Copy only what runs from the line containing "What does this" to the last line, both included, keeping it exact and omitting pictures.

[begin DATA SUPPLIED]

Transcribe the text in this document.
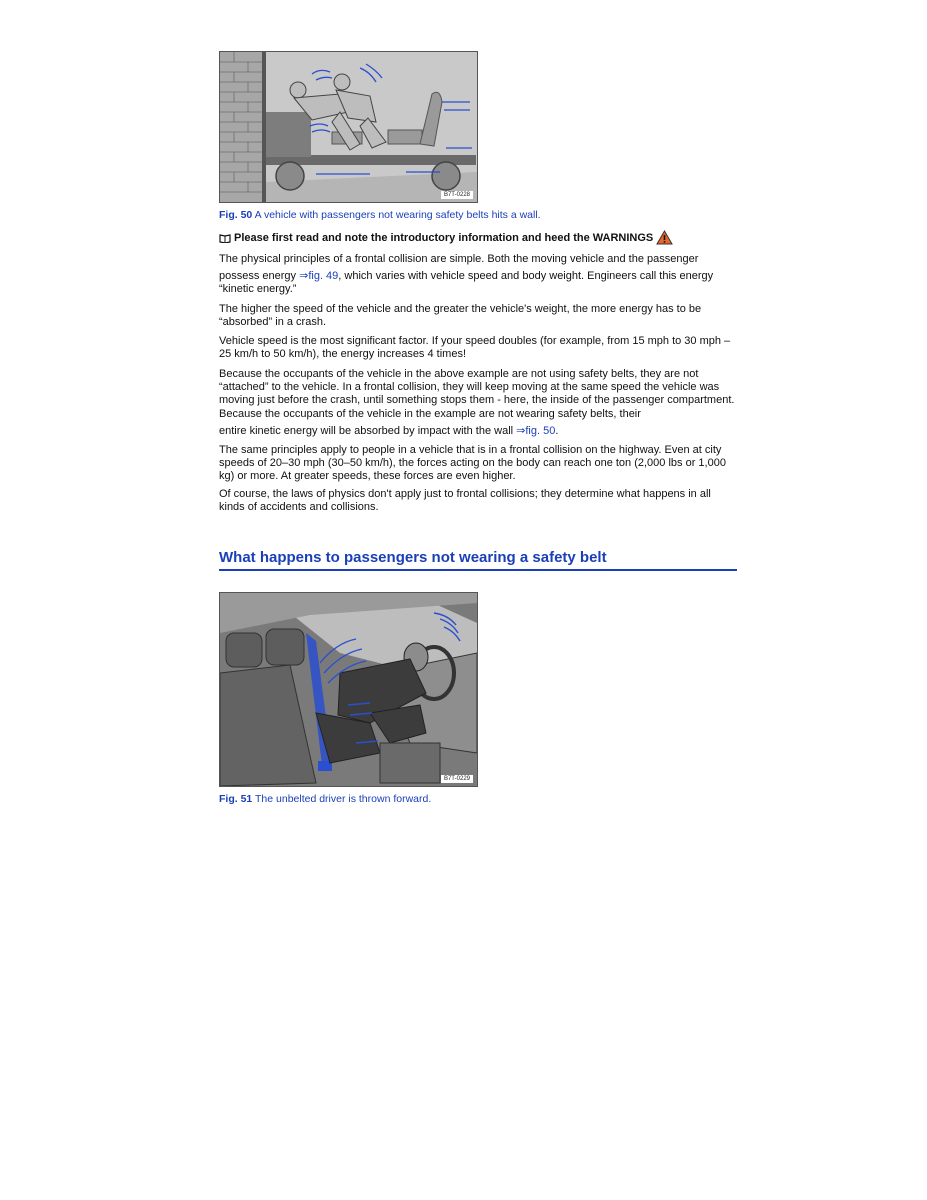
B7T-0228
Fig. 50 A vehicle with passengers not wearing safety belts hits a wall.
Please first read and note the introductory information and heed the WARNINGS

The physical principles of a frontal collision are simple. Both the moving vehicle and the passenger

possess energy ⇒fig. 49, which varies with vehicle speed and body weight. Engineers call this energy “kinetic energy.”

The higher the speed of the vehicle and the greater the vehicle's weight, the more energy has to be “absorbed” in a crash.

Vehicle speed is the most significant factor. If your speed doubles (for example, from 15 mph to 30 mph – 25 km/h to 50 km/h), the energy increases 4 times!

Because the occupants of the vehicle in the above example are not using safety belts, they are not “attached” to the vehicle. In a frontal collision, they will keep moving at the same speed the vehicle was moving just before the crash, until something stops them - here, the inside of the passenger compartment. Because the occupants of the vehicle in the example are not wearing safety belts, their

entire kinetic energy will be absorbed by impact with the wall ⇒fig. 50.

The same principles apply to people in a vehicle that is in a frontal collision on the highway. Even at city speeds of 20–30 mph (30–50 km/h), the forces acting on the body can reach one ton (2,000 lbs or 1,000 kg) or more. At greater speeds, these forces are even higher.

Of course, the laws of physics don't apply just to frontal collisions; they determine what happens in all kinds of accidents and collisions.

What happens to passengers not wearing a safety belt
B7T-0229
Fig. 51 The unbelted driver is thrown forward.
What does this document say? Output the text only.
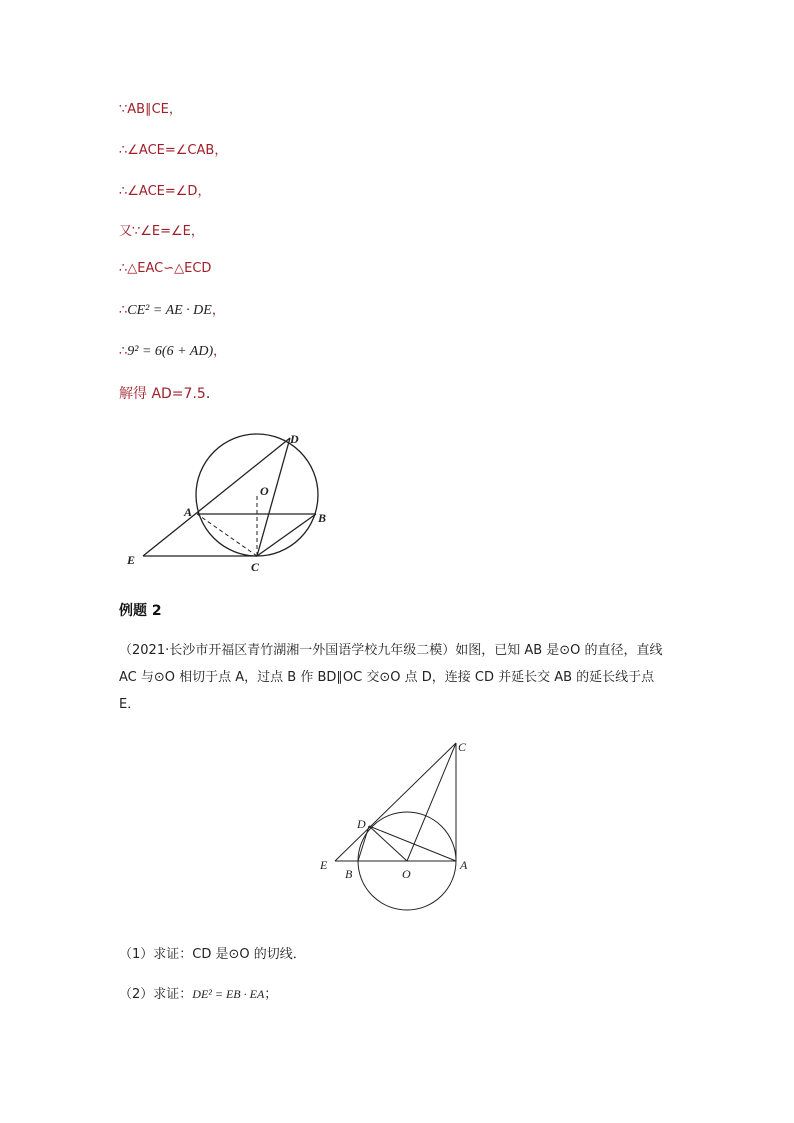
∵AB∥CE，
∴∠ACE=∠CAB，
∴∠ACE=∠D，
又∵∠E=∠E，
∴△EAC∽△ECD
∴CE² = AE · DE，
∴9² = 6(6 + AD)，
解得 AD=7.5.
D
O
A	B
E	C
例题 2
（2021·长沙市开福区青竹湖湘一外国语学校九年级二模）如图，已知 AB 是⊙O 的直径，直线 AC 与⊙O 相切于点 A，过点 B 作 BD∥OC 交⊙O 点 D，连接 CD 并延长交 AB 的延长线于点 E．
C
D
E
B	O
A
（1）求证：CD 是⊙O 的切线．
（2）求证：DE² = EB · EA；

[end DATA SUPPLIED]

• _ANSWER FOR THIS EXERCISE_:
What does this document say? Output the text only.
∵AB∥CE，
∴∠ACE=∠CAB，
∴∠ACE=∠D，
又∵∠E=∠E，
∴△EAC∽△ECD
∴CE² = AE · DE，
∴9² = 6(6 + AD)，
解得 AD=7.5.
D
O
A	B
E	C
例题 2
（2021·长沙市开福区青竹湖湘一外国语学校九年级二模）如图，已知 AB 是⊙O 的直径，直线 AC 与⊙O 相切于点 A，过点 B 作 BD∥OC 交⊙O 点 D，连接 CD 并延长交 AB 的延长线于点 E．
C
D
E
B	O
A
（1）求证：CD 是⊙O 的切线．
（2）求证：DE² = EB · EA；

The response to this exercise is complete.